### Set exercise
Transcribe the records below exactly as they appear.

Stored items

******

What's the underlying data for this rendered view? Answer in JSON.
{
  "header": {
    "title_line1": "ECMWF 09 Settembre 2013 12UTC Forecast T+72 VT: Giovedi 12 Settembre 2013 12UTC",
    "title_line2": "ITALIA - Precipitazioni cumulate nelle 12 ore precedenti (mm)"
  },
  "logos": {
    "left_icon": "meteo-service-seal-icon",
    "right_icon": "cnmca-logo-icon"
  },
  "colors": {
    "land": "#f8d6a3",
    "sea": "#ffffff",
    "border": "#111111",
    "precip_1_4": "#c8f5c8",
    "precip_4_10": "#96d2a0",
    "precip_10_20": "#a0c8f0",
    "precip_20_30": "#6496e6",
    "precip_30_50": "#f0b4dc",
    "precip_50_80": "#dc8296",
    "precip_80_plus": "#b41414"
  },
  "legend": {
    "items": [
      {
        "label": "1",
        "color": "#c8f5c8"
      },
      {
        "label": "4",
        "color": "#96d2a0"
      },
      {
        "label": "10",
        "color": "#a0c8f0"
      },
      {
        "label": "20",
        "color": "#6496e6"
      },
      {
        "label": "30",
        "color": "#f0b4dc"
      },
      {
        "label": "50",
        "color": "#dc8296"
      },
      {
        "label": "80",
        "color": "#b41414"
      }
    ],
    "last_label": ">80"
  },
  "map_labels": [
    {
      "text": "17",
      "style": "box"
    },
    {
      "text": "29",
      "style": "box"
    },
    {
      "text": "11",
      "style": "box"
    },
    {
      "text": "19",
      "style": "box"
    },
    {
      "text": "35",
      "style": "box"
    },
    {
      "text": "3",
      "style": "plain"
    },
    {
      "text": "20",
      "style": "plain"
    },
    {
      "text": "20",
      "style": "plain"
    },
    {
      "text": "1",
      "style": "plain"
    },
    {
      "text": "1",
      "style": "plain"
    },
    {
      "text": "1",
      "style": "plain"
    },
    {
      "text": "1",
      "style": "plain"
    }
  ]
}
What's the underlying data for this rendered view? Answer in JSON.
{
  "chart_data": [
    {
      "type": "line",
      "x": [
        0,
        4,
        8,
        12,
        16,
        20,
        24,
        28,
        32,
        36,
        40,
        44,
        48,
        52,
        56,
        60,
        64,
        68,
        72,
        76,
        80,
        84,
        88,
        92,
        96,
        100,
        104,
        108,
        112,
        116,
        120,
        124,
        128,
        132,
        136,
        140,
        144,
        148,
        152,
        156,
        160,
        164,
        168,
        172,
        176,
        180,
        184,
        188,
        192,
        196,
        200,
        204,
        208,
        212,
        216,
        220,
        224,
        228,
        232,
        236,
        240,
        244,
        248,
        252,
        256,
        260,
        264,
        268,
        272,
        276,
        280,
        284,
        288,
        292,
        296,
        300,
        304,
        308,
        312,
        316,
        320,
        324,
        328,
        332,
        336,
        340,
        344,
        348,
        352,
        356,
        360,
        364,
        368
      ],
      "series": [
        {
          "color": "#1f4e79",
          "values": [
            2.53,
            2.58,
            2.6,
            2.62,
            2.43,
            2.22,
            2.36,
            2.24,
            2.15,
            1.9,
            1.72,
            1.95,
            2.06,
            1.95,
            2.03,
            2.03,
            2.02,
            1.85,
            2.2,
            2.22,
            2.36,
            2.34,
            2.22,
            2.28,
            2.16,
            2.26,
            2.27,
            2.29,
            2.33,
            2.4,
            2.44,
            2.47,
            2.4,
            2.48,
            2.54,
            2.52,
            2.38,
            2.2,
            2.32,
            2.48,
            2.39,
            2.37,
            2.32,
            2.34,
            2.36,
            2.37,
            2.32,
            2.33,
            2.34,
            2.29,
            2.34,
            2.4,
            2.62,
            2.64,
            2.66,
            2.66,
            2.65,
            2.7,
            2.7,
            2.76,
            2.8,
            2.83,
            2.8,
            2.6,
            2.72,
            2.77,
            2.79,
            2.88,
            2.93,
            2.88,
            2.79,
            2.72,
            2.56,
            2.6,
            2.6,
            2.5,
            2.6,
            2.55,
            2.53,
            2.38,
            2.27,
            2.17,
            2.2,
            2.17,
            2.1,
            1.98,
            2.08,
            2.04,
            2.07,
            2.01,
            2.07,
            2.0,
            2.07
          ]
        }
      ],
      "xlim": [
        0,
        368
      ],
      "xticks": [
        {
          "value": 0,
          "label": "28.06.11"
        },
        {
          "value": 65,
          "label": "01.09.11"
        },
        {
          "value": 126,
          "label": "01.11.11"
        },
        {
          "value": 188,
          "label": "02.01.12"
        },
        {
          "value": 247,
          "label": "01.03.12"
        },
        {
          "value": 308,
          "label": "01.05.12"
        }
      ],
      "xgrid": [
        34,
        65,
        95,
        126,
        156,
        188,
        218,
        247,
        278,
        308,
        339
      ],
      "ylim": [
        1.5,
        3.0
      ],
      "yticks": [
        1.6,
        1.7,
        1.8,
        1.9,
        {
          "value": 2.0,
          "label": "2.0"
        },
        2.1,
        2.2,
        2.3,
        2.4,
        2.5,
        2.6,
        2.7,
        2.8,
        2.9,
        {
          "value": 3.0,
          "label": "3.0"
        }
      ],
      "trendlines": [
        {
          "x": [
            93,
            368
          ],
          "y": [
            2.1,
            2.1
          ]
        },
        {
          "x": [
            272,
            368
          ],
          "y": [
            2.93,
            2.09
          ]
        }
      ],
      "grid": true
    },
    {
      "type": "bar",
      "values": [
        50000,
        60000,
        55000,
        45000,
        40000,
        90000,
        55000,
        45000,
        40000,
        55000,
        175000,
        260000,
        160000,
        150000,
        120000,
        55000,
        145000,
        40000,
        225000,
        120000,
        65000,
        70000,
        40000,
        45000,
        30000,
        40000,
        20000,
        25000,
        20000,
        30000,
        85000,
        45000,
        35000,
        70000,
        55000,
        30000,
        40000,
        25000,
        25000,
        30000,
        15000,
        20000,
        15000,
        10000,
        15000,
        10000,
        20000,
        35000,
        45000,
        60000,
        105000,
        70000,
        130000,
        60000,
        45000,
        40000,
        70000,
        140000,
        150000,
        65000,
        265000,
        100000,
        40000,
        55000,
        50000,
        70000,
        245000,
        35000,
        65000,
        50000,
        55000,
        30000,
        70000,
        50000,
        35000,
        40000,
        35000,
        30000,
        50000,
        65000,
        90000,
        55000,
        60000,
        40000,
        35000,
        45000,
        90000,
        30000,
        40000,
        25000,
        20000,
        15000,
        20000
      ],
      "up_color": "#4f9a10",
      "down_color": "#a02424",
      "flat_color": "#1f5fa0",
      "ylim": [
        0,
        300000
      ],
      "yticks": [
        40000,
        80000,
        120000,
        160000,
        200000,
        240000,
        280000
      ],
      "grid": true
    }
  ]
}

******

### Correct output
What's the underlying data for this rendered view? Answer in JSON.
{
  "header": {
    "title_line1": "ECMWF 09 Settembre 2013 12UTC Forecast T+72 VT: Giovedi 12 Settembre 2013 12UTC",
    "title_line2": "ITALIA - Precipitazioni cumulate nelle 12 ore precedenti (mm)"
  },
  "logos": {
    "left_icon": "meteo-service-seal-icon",
    "right_icon": "cnmca-logo-icon"
  },
  "colors": {
    "land": "#f8d6a3",
    "sea": "#ffffff",
    "border": "#111111",
    "precip_1_4": "#c8f5c8",
    "precip_4_10": "#96d2a0",
    "precip_10_20": "#a0c8f0",
    "precip_20_30": "#6496e6",
    "precip_30_50": "#f0b4dc",
    "precip_50_80": "#dc8296",
    "precip_80_plus": "#b41414"
  },
  "legend": {
    "items": [
      {
        "label": "1",
        "color": "#c8f5c8"
      },
      {
        "label": "4",
        "color": "#96d2a0"
      },
      {
        "label": "10",
        "color": "#a0c8f0"
      },
      {
        "label": "20",
        "color": "#6496e6"
      },
      {
        "label": "30",
        "color": "#f0b4dc"
      },
      {
        "label": "50",
        "color": "#dc8296"
      },
      {
        "label": "80",
        "color": "#b41414"
      }
    ],
    "last_label": ">80"
  },
  "map_labels": [
    {
      "text": "17",
      "style": "box"
    },
    {
      "text": "29",
      "style": "box"
    },
    {
      "text": "11",
      "style": "box"
    },
    {
      "text": "19",
      "style": "box"
    },
    {
      "text": "35",
      "style": "box"
    },
    {
      "text": "3",
      "style": "plain"
    },
    {
      "text": "20",
      "style": "plain"
    },
    {
      "text": "20",
      "style": "plain"
    },
    {
      "text": "1",
      "style": "plain"
    },
    {
      "text": "1",
      "style": "plain"
    },
    {
      "text": "1",
      "style": "plain"
    },
    {
      "text": "1",
      "style": "plain"
    }
  ]
}
What's the underlying data for this rendered view? Answer in JSON.
{
  "chart_data": [
    {
      "type": "line",
      "x": [
        0,
        4,
        8,
        12,
        16,
        20,
        24,
        28,
        32,
        36,
        40,
        44,
        48,
        52,
        56,
        60,
        64,
        68,
        72,
        76,
        80,
        84,
        88,
        92,
        96,
        100,
        104,
        108,
        112,
        116,
        120,
        124,
        128,
        132,
        136,
        140,
        144,
        148,
        152,
        156,
        160,
        164,
        168,
        172,
        176,
        180,
        184,
        188,
        192,
        196,
        200,
        204,
        208,
        212,
        216,
        220,
        224,
        228,
        232,
        236,
        240,
        244,
        248,
        252,
        256,
        260,
        264,
        268,
        272,
        276,
        280,
        284,
        288,
        292,
        296,
        300,
        304,
        308,
        312,
        316,
        320,
        324,
        328,
        332,
        336,
        340,
        344,
        348,
        352,
        356,
        360,
        364,
        368
      ],
      "series": [
        {
          "color": "#1f4e79",
          "values": [
            2.53,
            2.58,
            2.6,
            2.62,
            2.43,
            2.22,
            2.36,
            2.24,
            2.15,
            1.9,
            1.72,
            1.95,
            2.06,
            1.95,
            2.03,
            2.03,
            2.02,
            1.85,
            2.2,
            2.22,
            2.36,
            2.34,
            2.22,
            2.28,
            2.16,
            2.26,
            2.27,
            2.29,
            2.33,
            2.4,
            2.44,
            2.47,
            2.4,
            2.48,
            2.54,
            2.52,
            2.38,
            2.2,
            2.32,
            2.48,
            2.39,
            2.37,
            2.32,
            2.34,
            2.36,
            2.37,
            2.32,
            2.33,
            2.34,
            2.29,
            2.34,
            2.4,
            2.62,
            2.64,
            2.66,
            2.66,
            2.65,
            2.7,
            2.7,
            2.76,
            2.8,
            2.83,
            2.8,
            2.6,
            2.72,
            2.77,
            2.79,
            2.88,
            2.93,
            2.88,
            2.79,
            2.72,
            2.56,
            2.6,
            2.6,
            2.5,
            2.6,
            2.55,
            2.53,
            2.38,
            2.27,
            2.17,
            2.2,
            2.17,
            2.1,
            1.98,
            2.08,
            2.04,
            2.07,
            2.01,
            2.07,
            2.0,
            2.07
          ]
        }
      ],
      "xlim": [
        0,
        368
      ],
      "xticks": [
        {
          "value": 0,
          "label": "28.06.11"
        },
        {
          "value": 65,
          "label": "01.09.11"
        },
        {
          "value": 126,
          "label": "01.11.11"
        },
        {
          "value": 188,
          "label": "02.01.12"
        },
        {
          "value": 247,
          "label": "01.03.12"
        },
        {
          "value": 308,
          "label": "01.05.12"
        }
      ],
      "xgrid": [
        34,
        65,
        95,
        126,
        156,
        188,
        218,
        247,
        278,
        308,
        339
      ],
      "ylim": [
        1.5,
        3.0
      ],
      "yticks": [
        1.6,
        1.7,
        1.8,
        1.9,
        {
          "value": 2.0,
          "label": "2.0"
        },
        2.1,
        2.2,
        2.3,
        2.4,
        2.5,
        2.6,
        2.7,
        2.8,
        2.9,
        {
          "value": 3.0,
          "label": "3.0"
        }
      ],
      "trendlines": [
        {
          "x": [
            93,
            368
          ],
          "y": [
            2.1,
            2.1
          ]
        },
        {
          "x": [
            272,
            368
          ],
          "y": [
            2.93,
            2.09
          ]
        }
      ],
      "grid": true
    },
    {
      "type": "bar",
      "values": [
        50000,
        60000,
        55000,
        45000,
        40000,
        90000,
        55000,
        45000,
        40000,
        55000,
        175000,
        260000,
        160000,
        150000,
        120000,
        55000,
        145000,
        40000,
        225000,
        120000,
        65000,
        70000,
        40000,
        45000,
        30000,
        40000,
        20000,
        25000,
        20000,
        30000,
        85000,
        45000,
        35000,
        70000,
        55000,
        30000,
        40000,
        25000,
        25000,
        30000,
        15000,
        20000,
        15000,
        10000,
        15000,
        10000,
        20000,
        35000,
        45000,
        60000,
        105000,
        70000,
        130000,
        60000,
        45000,
        40000,
        70000,
        140000,
        150000,
        65000,
        265000,
        100000,
        40000,
        55000,
        50000,
        70000,
        245000,
        35000,
        65000,
        50000,
        55000,
        30000,
        70000,
        50000,
        35000,
        40000,
        35000,
        30000,
        50000,
        65000,
        90000,
        55000,
        60000,
        40000,
        35000,
        45000,
        90000,
        30000,
        40000,
        25000,
        20000,
        15000,
        20000
      ],
      "up_color": "#4f9a10",
      "down_color": "#a02424",
      "flat_color": "#1f5fa0",
      "ylim": [
        0,
        300000
      ],
      "yticks": [
        40000,
        80000,
        120000,
        160000,
        200000,
        240000,
        280000
      ],
      "grid": true
    }
  ]
}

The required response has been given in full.